● Job:
Return the data exactly, with all pictures removed.

===== Exercise input

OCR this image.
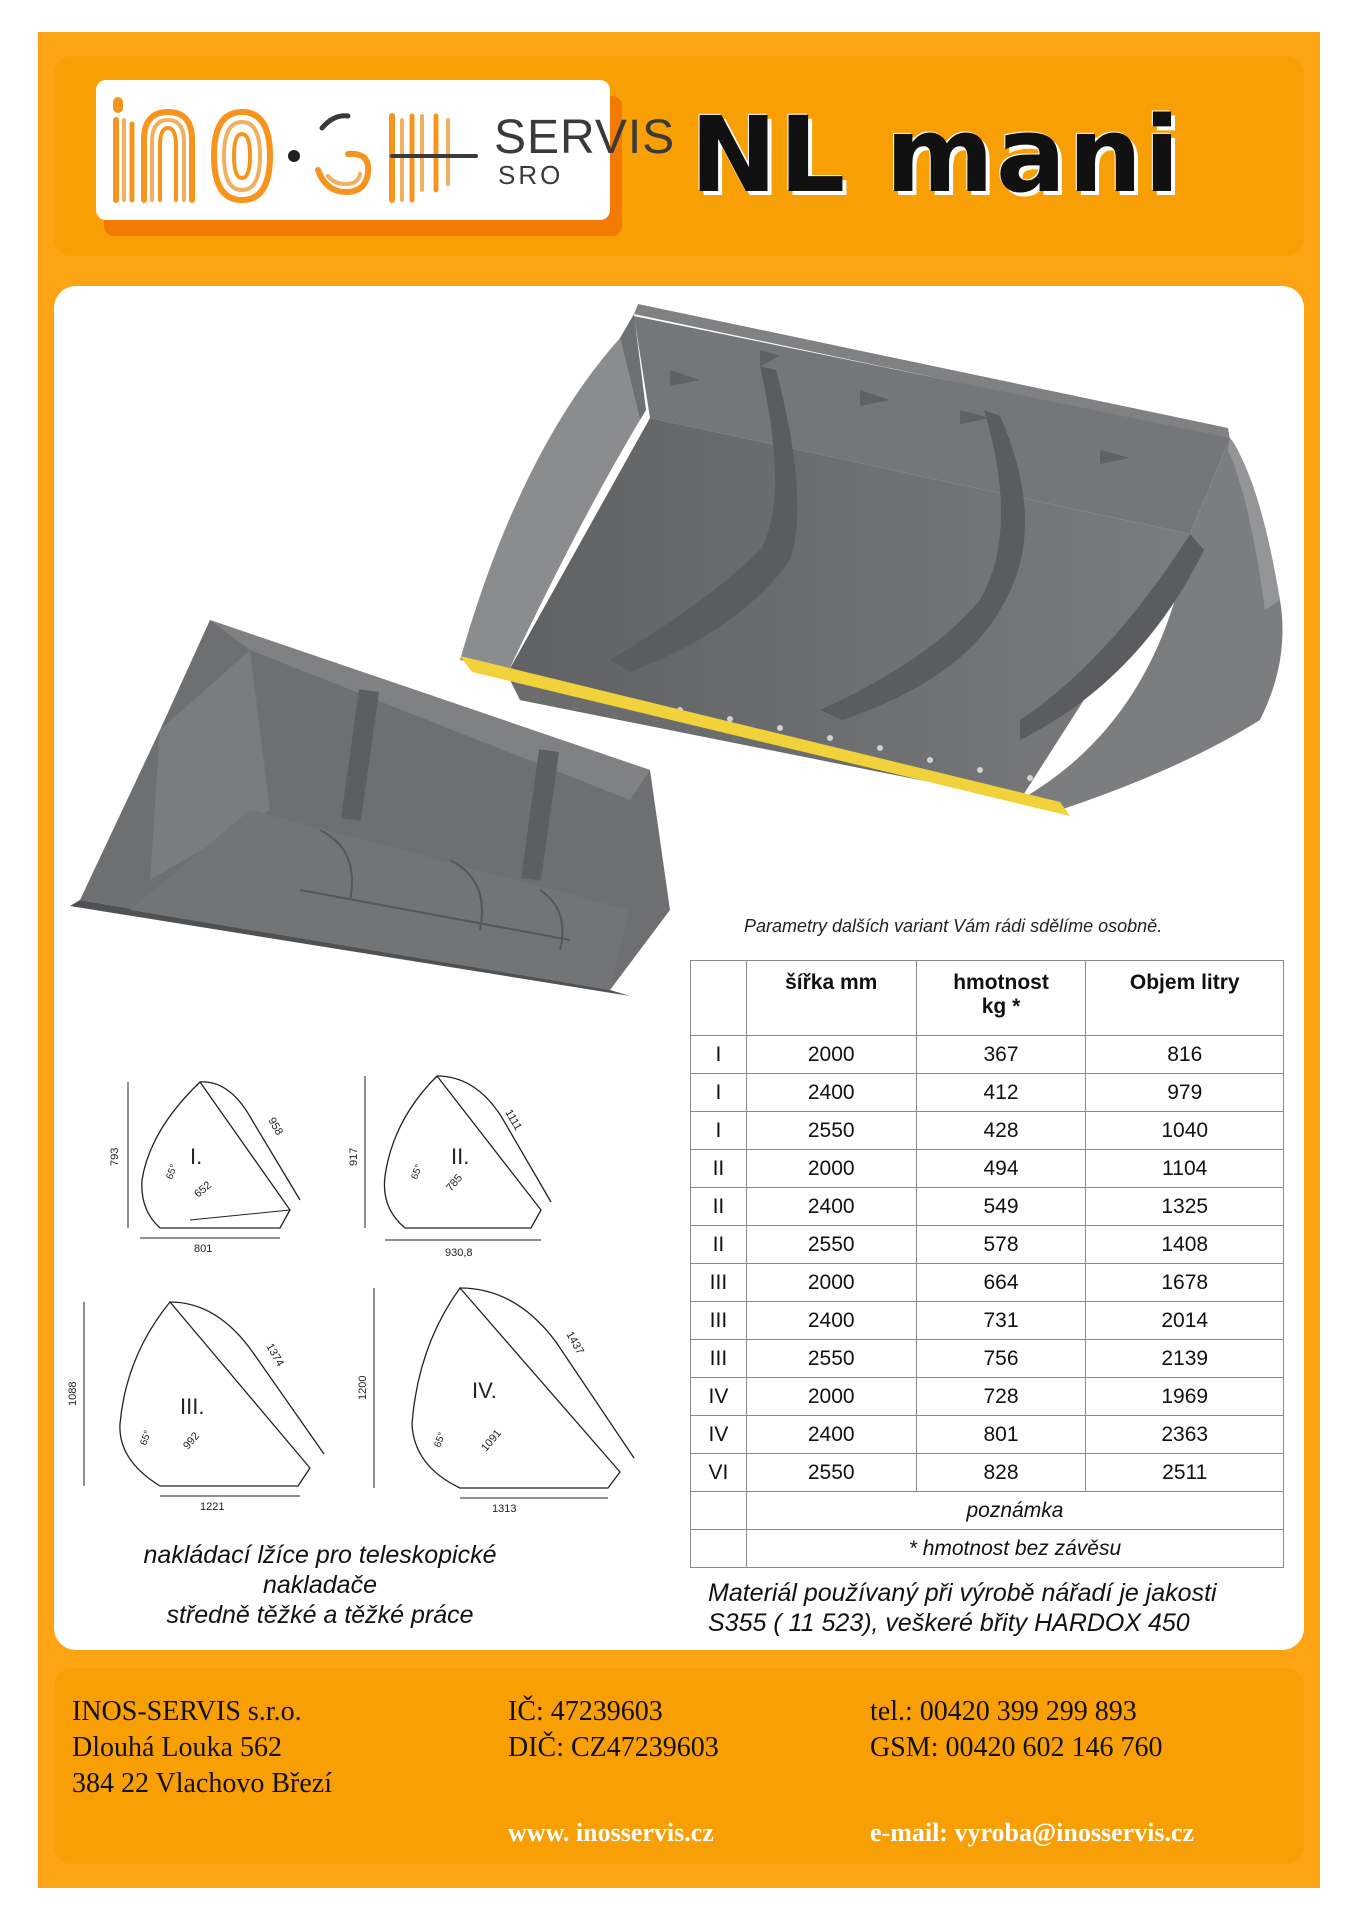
SERVIS
SRO NL mani
Parametry dalších variant Vám rádi sdělíme osobně.
	šířka mm	hmotnost kg *	Objem litry
I	2000	367	816
I	2400	412	979
I	2550	428	1040
II	2000	494	1104
II	2400	549	1325
II	2550	578	1408
III	2000	664	1678
III	2400	731	2014
III	2550	756	2139
IV	2000	728	1969
IV	2400	801	2363
VI	2550	828	2511
	poznámka		
	* hmotnost bez závěsu		
793
958
652
65°
I.
801
917
1111
785
65°
II.
930,8
1088
1374
992
65°
III.
1221
1200
1437
1091
65°
IV.
1313
nakládací lžíce pro teleskopické
nakladače
středně těžké a těžké práce
Materiál používaný při výrobě nářadí je jakosti
S355 ( 11 523), veškeré břity HARDOX 450
INOS-SERVIS s.r.o.
Dlouhá Louka 562
384 22 Vlachovo Březí
IČ: 47239603
DIČ: CZ47239603
tel.: 00420 399 299 893
GSM: 00420 602 146 760
www. inosservis.cz	e-mail: vyroba@inosservis.cz
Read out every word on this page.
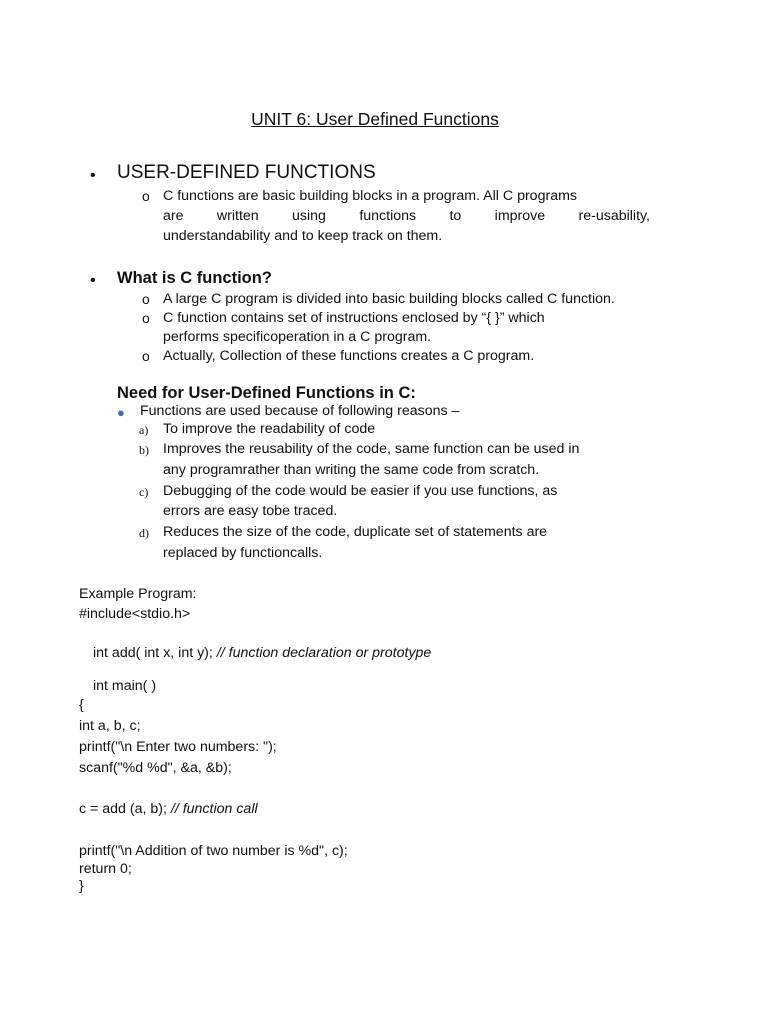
UNIT 6: User Defined Functions
• USER-DEFINED FUNCTIONS
o C functions are basic building blocks in a program. All C programs
are written using functions to improve re-usability,
understandability and to keep track on them.
• What is C function?
o A large C program is divided into basic building blocks called C function.
o C function contains set of instructions enclosed by “{ }” which
performs specificoperation in a C program.
o Actually, Collection of these functions creates a C program.
Need for User-Defined Functions in C:
● Functions are used because of following reasons –
a) To improve the readability of code
b) Improves the reusability of the code, same function can be used in
any programrather than writing the same code from scratch.
c) Debugging of the code would be easier if you use functions, as
errors are easy tobe traced.
d) Reduces the size of the code, duplicate set of statements are
replaced by functioncalls.
Example Program:
#include<stdio.h>
int add( int x, int y); // function declaration or prototype
int main( )
{
int a, b, c;
printf("\n Enter two numbers: ");
scanf("%d %d", &a, &b);
c = add (a, b); // function call
printf("\n Addition of two number is %d", c);
return 0;
}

==========

● Solved exercise:
OCR this image.
SERVIS
SRO NL mani
Parametry dalších variant Vám rádi sdělíme osobně.
	šířka mm	hmotnost kg *	Objem litry
I	2000	367	816
I	2400	412	979
I	2550	428	1040
II	2000	494	1104
II	2400	549	1325
II	2550	578	1408
III	2000	664	1678
III	2400	731	2014
III	2550	756	2139
IV	2000	728	1969
IV	2400	801	2363
VI	2550	828	2511
	poznámka		
	* hmotnost bez závěsu		
793
958
652
65°
I.
801
917
1111
785
65°
II.
930,8
1088
1374
992
65°
III.
1221
1200
1437
1091
65°
IV.
1313
nakládací lžíce pro teleskopické
nakladače
středně těžké a těžké práce
Materiál používaný při výrobě nářadí je jakosti
S355 ( 11 523), veškeré břity HARDOX 450
INOS-SERVIS s.r.o.
Dlouhá Louka 562
384 22 Vlachovo Březí
IČ: 47239603
DIČ: CZ47239603
tel.: 00420 399 299 893
GSM: 00420 602 146 760
www. inosservis.cz	e-mail: vyroba@inosservis.cz
Read out every word on this page.
UNIT 6: User Defined Functions
• USER-DEFINED FUNCTIONS
o C functions are basic building blocks in a program. All C programs
are written using functions to improve re-usability,
understandability and to keep track on them.
• What is C function?
o A large C program is divided into basic building blocks called C function.
o C function contains set of instructions enclosed by “{ }” which
performs specificoperation in a C program.
o Actually, Collection of these functions creates a C program.
Need for User-Defined Functions in C:
● Functions are used because of following reasons –
a) To improve the readability of code
b) Improves the reusability of the code, same function can be used in
any programrather than writing the same code from scratch.
c) Debugging of the code would be easier if you use functions, as
errors are easy tobe traced.
d) Reduces the size of the code, duplicate set of statements are
replaced by functioncalls.
Example Program:
#include<stdio.h>
int add( int x, int y); // function declaration or prototype
int main( )
{
int a, b, c;
printf("\n Enter two numbers: ");
scanf("%d %d", &a, &b);
c = add (a, b); // function call
printf("\n Addition of two number is %d", c);
return 0;
}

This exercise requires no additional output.